Listed entries ▸
────

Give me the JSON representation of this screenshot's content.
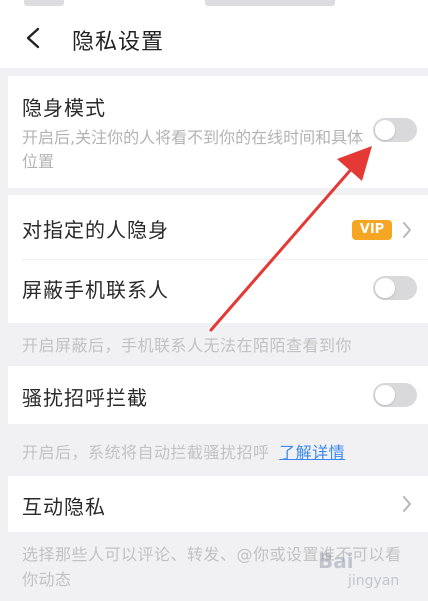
{
  "header": {
    "title": "隐私设置",
    "back_icon": "chevron-left-icon"
  },
  "items": {
    "incognito": {
      "label": "隐身模式",
      "desc": "开启后,关注你的人将看不到你的在线时间和具体位置",
      "toggle_on": false
    },
    "hide_from_people": {
      "label": "对指定的人隐身",
      "badge": "VIP",
      "badge_color": "#f5a623"
    },
    "block_contacts": {
      "label": "屏蔽手机联系人",
      "toggle_on": false,
      "note": "开启屏蔽后，手机联系人无法在陌陌查看到你"
    },
    "harassment": {
      "label": "骚扰招呼拦截",
      "toggle_on": false,
      "note": "开启后，系统将自动拦截骚扰招呼",
      "note_link": "了解详情",
      "link_color": "#3a88ee"
    },
    "interaction_privacy": {
      "label": "互动隐私",
      "note": "选择那些人可以评论、转发、@你或设置谁不可以看你动态"
    }
  },
  "annotation": {
    "arrow_color": "#e53935"
  },
  "watermark": {
    "text": "Bai",
    "sub": "jingyan"
  }
}
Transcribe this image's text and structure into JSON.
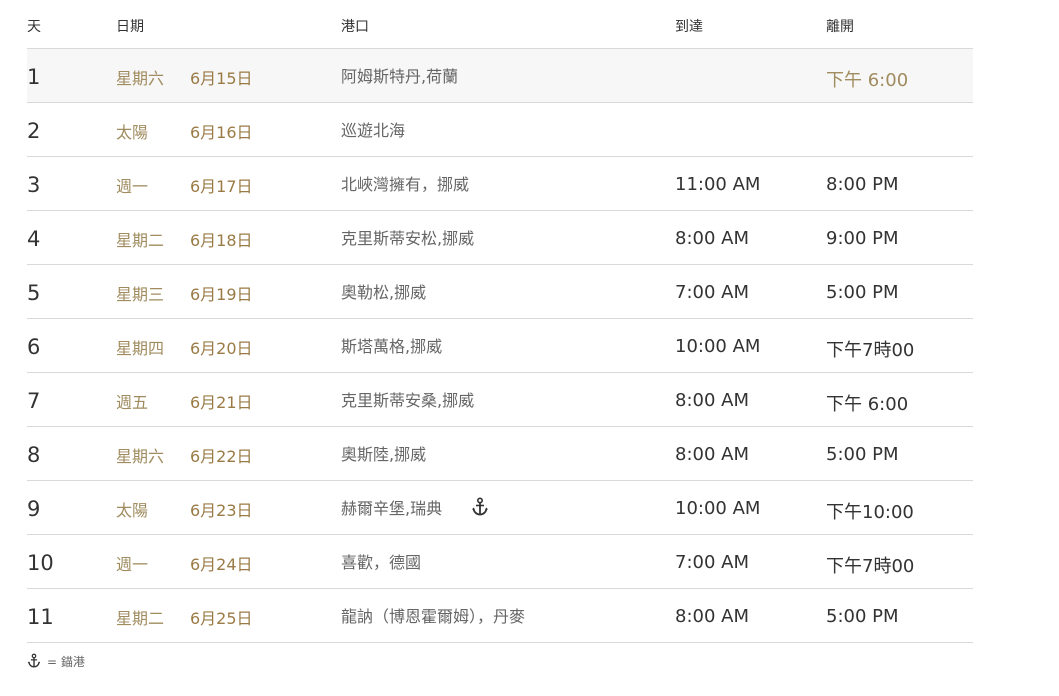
{
  "header": {
    "day": "天",
    "date": "日期",
    "port": "港口",
    "arrive": "到達",
    "depart": "離開"
  },
  "rows": [
    {
      "day": "1",
      "weekday": "星期六",
      "date": "6月15日",
      "port": "阿姆斯特丹,荷蘭",
      "arrive": "",
      "depart": "下午 6:00",
      "highlight": true
    },
    {
      "day": "2",
      "weekday": "太陽",
      "date": "6月16日",
      "port": "巡遊北海",
      "arrive": "",
      "depart": ""
    },
    {
      "day": "3",
      "weekday": "週一",
      "date": "6月17日",
      "port": "北峽灣擁有，挪威",
      "arrive": "11:00 AM",
      "depart": "8:00 PM"
    },
    {
      "day": "4",
      "weekday": "星期二",
      "date": "6月18日",
      "port": "克里斯蒂安松,挪威",
      "arrive": "8:00 AM",
      "depart": "9:00 PM"
    },
    {
      "day": "5",
      "weekday": "星期三",
      "date": "6月19日",
      "port": "奧勒松,挪威",
      "arrive": "7:00 AM",
      "depart": "5:00 PM"
    },
    {
      "day": "6",
      "weekday": "星期四",
      "date": "6月20日",
      "port": "斯塔萬格,挪威",
      "arrive": "10:00 AM",
      "depart": "下午7時00"
    },
    {
      "day": "7",
      "weekday": "週五",
      "date": "6月21日",
      "port": "克里斯蒂安桑,挪威",
      "arrive": "8:00 AM",
      "depart": "下午 6:00"
    },
    {
      "day": "8",
      "weekday": "星期六",
      "date": "6月22日",
      "port": "奧斯陸,挪威",
      "arrive": "8:00 AM",
      "depart": "5:00 PM"
    },
    {
      "day": "9",
      "weekday": "太陽",
      "date": "6月23日",
      "port": "赫爾辛堡,瑞典",
      "arrive": "10:00 AM",
      "depart": "下午10:00",
      "anchor": true
    },
    {
      "day": "10",
      "weekday": "週一",
      "date": "6月24日",
      "port": "喜歡，德國",
      "arrive": "7:00 AM",
      "depart": "下午7時00"
    },
    {
      "day": "11",
      "weekday": "星期二",
      "date": "6月25日",
      "port": "龍訥（博恩霍爾姆），丹麥",
      "arrive": "8:00 AM",
      "depart": "5:00 PM"
    }
  ],
  "legend": {
    "icon": "anchor-icon",
    "text": "= 錨港"
  },
  "colors": {
    "gold": "#a08c5f",
    "date_gold": "#9a7b45",
    "divider": "#d9d9d9",
    "highlight_bg": "#f7f7f7"
  }
}
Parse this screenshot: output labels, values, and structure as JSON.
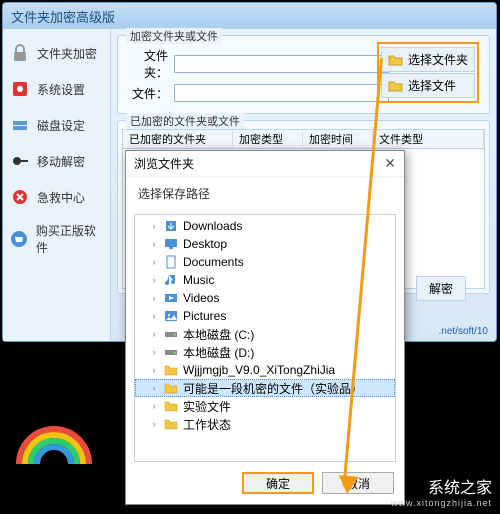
{
  "window": {
    "title": "文件夹加密高级版"
  },
  "sidebar": {
    "items": [
      {
        "label": "文件夹加密"
      },
      {
        "label": "系统设置"
      },
      {
        "label": "磁盘设定"
      },
      {
        "label": "移动解密"
      },
      {
        "label": "急救中心"
      },
      {
        "label": "购买正版软件"
      }
    ]
  },
  "encrypt": {
    "group": "加密文件夹或文件",
    "folder_label": "文件夹：",
    "file_label": "文件：",
    "browse_folder": "选择文件夹",
    "browse_file": "选择文件"
  },
  "table": {
    "group": "已加密的文件夹或文件",
    "cols": [
      "已加密的文件夹",
      "加密类型",
      "加密时间",
      "文件类型"
    ]
  },
  "decrypt_label": "解密",
  "footer": ".net/soft/10",
  "dialog": {
    "title": "浏览文件夹",
    "subtitle": "选择保存路径",
    "ok": "确定",
    "cancel": "取消",
    "items": [
      {
        "label": "Downloads",
        "icon": "down"
      },
      {
        "label": "Desktop",
        "icon": "desktop"
      },
      {
        "label": "Documents",
        "icon": "doc"
      },
      {
        "label": "Music",
        "icon": "music"
      },
      {
        "label": "Videos",
        "icon": "video"
      },
      {
        "label": "Pictures",
        "icon": "pic"
      },
      {
        "label": "本地磁盘 (C:)",
        "icon": "drive"
      },
      {
        "label": "本地磁盘 (D:)",
        "icon": "drive"
      },
      {
        "label": "Wjjjmgjb_V9.0_XiTongZhiJia",
        "icon": "folder"
      },
      {
        "label": "可能是一段机密的文件（实验品）",
        "icon": "folder",
        "selected": true
      },
      {
        "label": "实验文件",
        "icon": "folder"
      },
      {
        "label": "工作状态",
        "icon": "folder"
      }
    ]
  },
  "brand": {
    "name": "系统之家",
    "sub": "www.xitongzhijia.net"
  }
}
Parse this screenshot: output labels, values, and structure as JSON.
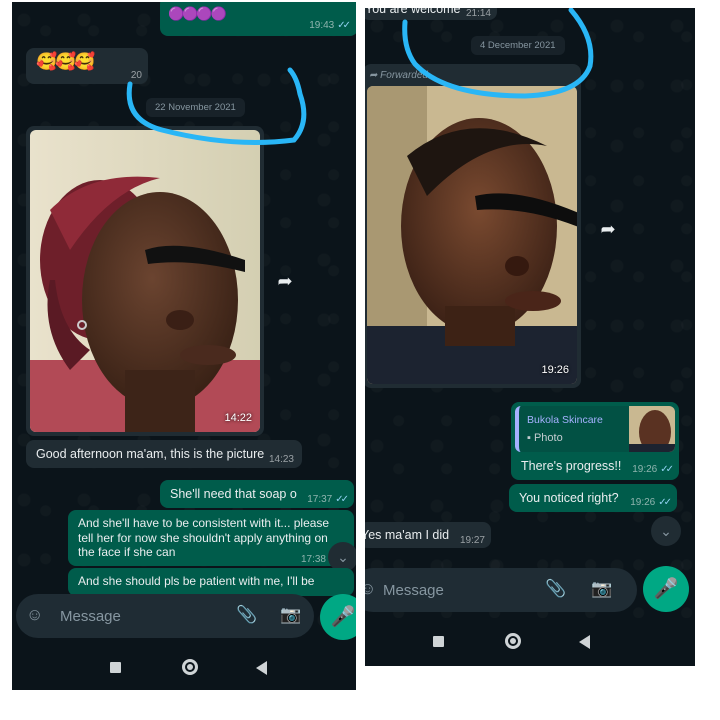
{
  "left": {
    "top_bubble_time": "19:43",
    "top_bubble_emojis": "🟣🟣🟣🟣",
    "emoji_bubble": {
      "emojis": "🥰🥰🥰",
      "time": "20"
    },
    "date_chip": "22 November 2021",
    "photo_time": "14:22",
    "messages": [
      {
        "text": "Good afternoon ma'am, this is the picture",
        "time": "14:23"
      },
      {
        "text": "She'll need that soap o",
        "time": "17:37"
      },
      {
        "text": "And she'll have to be consistent with it... please tell her for now she shouldn't apply anything on the face if she can",
        "time": "17:38"
      },
      {
        "text": "And she should pls be patient with me, I'll be",
        "time": ""
      }
    ],
    "input_placeholder": "Message"
  },
  "right": {
    "top_bubble_text": "You are welcome",
    "top_bubble_time": "21:14",
    "date_chip": "4 December 2021",
    "forwarded_label": "Forwarded",
    "photo_time": "19:26",
    "reply_quote": {
      "author": "Bukola Skincare",
      "label": "Photo"
    },
    "messages": [
      {
        "text": "There's progress!!",
        "time": "19:26"
      },
      {
        "text": "You noticed right?",
        "time": "19:26"
      },
      {
        "text": "Yes ma'am I did",
        "time": "19:27"
      }
    ],
    "input_placeholder": "Message"
  },
  "colors": {
    "annotation": "#29b6f6",
    "outgoing": "#005c4b",
    "incoming": "#202c33",
    "accent": "#00a884"
  },
  "icons": [
    "emoji-icon",
    "attach-icon",
    "camera-icon",
    "mic-icon",
    "forward-icon",
    "double-check-icon",
    "chevron-down-icon",
    "nav-recent-icon",
    "nav-home-icon",
    "nav-back-icon"
  ]
}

────

Given task ▸ Omit every picture, then repeat the remaining data exactly as it appears above.

Finished answer ▸
Give me the JSON representation of this screenshot's content.
{
  "header": {
    "title": "隐私设置",
    "back_icon": "chevron-left-icon"
  },
  "items": {
    "incognito": {
      "label": "隐身模式",
      "desc": "开启后,关注你的人将看不到你的在线时间和具体位置",
      "toggle_on": false
    },
    "hide_from_people": {
      "label": "对指定的人隐身",
      "badge": "VIP",
      "badge_color": "#f5a623"
    },
    "block_contacts": {
      "label": "屏蔽手机联系人",
      "toggle_on": false,
      "note": "开启屏蔽后，手机联系人无法在陌陌查看到你"
    },
    "harassment": {
      "label": "骚扰招呼拦截",
      "toggle_on": false,
      "note": "开启后，系统将自动拦截骚扰招呼",
      "note_link": "了解详情",
      "link_color": "#3a88ee"
    },
    "interaction_privacy": {
      "label": "互动隐私",
      "note": "选择那些人可以评论、转发、@你或设置谁不可以看你动态"
    }
  },
  "annotation": {
    "arrow_color": "#e53935"
  },
  "watermark": {
    "text": "Bai",
    "sub": "jingyan"
  }
}
Transcribe this image's text and structure into JSON.
{
  "header": {
    "day": "天",
    "date": "日期",
    "port": "港口",
    "arrive": "到達",
    "depart": "離開"
  },
  "rows": [
    {
      "day": "1",
      "weekday": "星期六",
      "date": "6月15日",
      "port": "阿姆斯特丹,荷蘭",
      "arrive": "",
      "depart": "下午 6:00",
      "highlight": true
    },
    {
      "day": "2",
      "weekday": "太陽",
      "date": "6月16日",
      "port": "巡遊北海",
      "arrive": "",
      "depart": ""
    },
    {
      "day": "3",
      "weekday": "週一",
      "date": "6月17日",
      "port": "北峽灣擁有，挪威",
      "arrive": "11:00 AM",
      "depart": "8:00 PM"
    },
    {
      "day": "4",
      "weekday": "星期二",
      "date": "6月18日",
      "port": "克里斯蒂安松,挪威",
      "arrive": "8:00 AM",
      "depart": "9:00 PM"
    },
    {
      "day": "5",
      "weekday": "星期三",
      "date": "6月19日",
      "port": "奧勒松,挪威",
      "arrive": "7:00 AM",
      "depart": "5:00 PM"
    },
    {
      "day": "6",
      "weekday": "星期四",
      "date": "6月20日",
      "port": "斯塔萬格,挪威",
      "arrive": "10:00 AM",
      "depart": "下午7時00"
    },
    {
      "day": "7",
      "weekday": "週五",
      "date": "6月21日",
      "port": "克里斯蒂安桑,挪威",
      "arrive": "8:00 AM",
      "depart": "下午 6:00"
    },
    {
      "day": "8",
      "weekday": "星期六",
      "date": "6月22日",
      "port": "奧斯陸,挪威",
      "arrive": "8:00 AM",
      "depart": "5:00 PM"
    },
    {
      "day": "9",
      "weekday": "太陽",
      "date": "6月23日",
      "port": "赫爾辛堡,瑞典",
      "arrive": "10:00 AM",
      "depart": "下午10:00",
      "anchor": true
    },
    {
      "day": "10",
      "weekday": "週一",
      "date": "6月24日",
      "port": "喜歡，德國",
      "arrive": "7:00 AM",
      "depart": "下午7時00"
    },
    {
      "day": "11",
      "weekday": "星期二",
      "date": "6月25日",
      "port": "龍訥（博恩霍爾姆），丹麥",
      "arrive": "8:00 AM",
      "depart": "5:00 PM"
    }
  ],
  "legend": {
    "icon": "anchor-icon",
    "text": "= 錨港"
  },
  "colors": {
    "gold": "#a08c5f",
    "date_gold": "#9a7b45",
    "divider": "#d9d9d9",
    "highlight_bg": "#f7f7f7"
  }
}
Parse this screenshot: output labels, values, and structure as JSON.
{
  "window": {
    "title": "文件夹加密高级版"
  },
  "sidebar": {
    "items": [
      {
        "label": "文件夹加密"
      },
      {
        "label": "系统设置"
      },
      {
        "label": "磁盘设定"
      },
      {
        "label": "移动解密"
      },
      {
        "label": "急救中心"
      },
      {
        "label": "购买正版软件"
      }
    ]
  },
  "encrypt": {
    "group": "加密文件夹或文件",
    "folder_label": "文件夹：",
    "file_label": "文件：",
    "browse_folder": "选择文件夹",
    "browse_file": "选择文件"
  },
  "table": {
    "group": "已加密的文件夹或文件",
    "cols": [
      "已加密的文件夹",
      "加密类型",
      "加密时间",
      "文件类型"
    ]
  },
  "decrypt_label": "解密",
  "footer": ".net/soft/10",
  "dialog": {
    "title": "浏览文件夹",
    "subtitle": "选择保存路径",
    "ok": "确定",
    "cancel": "取消",
    "items": [
      {
        "label": "Downloads",
        "icon": "down"
      },
      {
        "label": "Desktop",
        "icon": "desktop"
      },
      {
        "label": "Documents",
        "icon": "doc"
      },
      {
        "label": "Music",
        "icon": "music"
      },
      {
        "label": "Videos",
        "icon": "video"
      },
      {
        "label": "Pictures",
        "icon": "pic"
      },
      {
        "label": "本地磁盘 (C:)",
        "icon": "drive"
      },
      {
        "label": "本地磁盘 (D:)",
        "icon": "drive"
      },
      {
        "label": "Wjjjmgjb_V9.0_XiTongZhiJia",
        "icon": "folder"
      },
      {
        "label": "可能是一段机密的文件（实验品）",
        "icon": "folder",
        "selected": true
      },
      {
        "label": "实验文件",
        "icon": "folder"
      },
      {
        "label": "工作状态",
        "icon": "folder"
      }
    ]
  },
  "brand": {
    "name": "系统之家",
    "sub": "www.xitongzhijia.net"
  }
}
Parse this screenshot: output labels, values, and structure as JSON.
{
  "left": {
    "top_bubble_time": "19:43",
    "top_bubble_emojis": "🟣🟣🟣🟣",
    "emoji_bubble": {
      "emojis": "🥰🥰🥰",
      "time": "20"
    },
    "date_chip": "22 November 2021",
    "photo_time": "14:22",
    "messages": [
      {
        "text": "Good afternoon ma'am, this is the picture",
        "time": "14:23"
      },
      {
        "text": "She'll need that soap o",
        "time": "17:37"
      },
      {
        "text": "And she'll have to be consistent with it... please tell her for now she shouldn't apply anything on the face if she can",
        "time": "17:38"
      },
      {
        "text": "And she should pls be patient with me, I'll be",
        "time": ""
      }
    ],
    "input_placeholder": "Message"
  },
  "right": {
    "top_bubble_text": "You are welcome",
    "top_bubble_time": "21:14",
    "date_chip": "4 December 2021",
    "forwarded_label": "Forwarded",
    "photo_time": "19:26",
    "reply_quote": {
      "author": "Bukola Skincare",
      "label": "Photo"
    },
    "messages": [
      {
        "text": "There's progress!!",
        "time": "19:26"
      },
      {
        "text": "You noticed right?",
        "time": "19:26"
      },
      {
        "text": "Yes ma'am I did",
        "time": "19:27"
      }
    ],
    "input_placeholder": "Message"
  },
  "colors": {
    "annotation": "#29b6f6",
    "outgoing": "#005c4b",
    "incoming": "#202c33",
    "accent": "#00a884"
  },
  "icons": [
    "emoji-icon",
    "attach-icon",
    "camera-icon",
    "mic-icon",
    "forward-icon",
    "double-check-icon",
    "chevron-down-icon",
    "nav-recent-icon",
    "nav-home-icon",
    "nav-back-icon"
  ]
}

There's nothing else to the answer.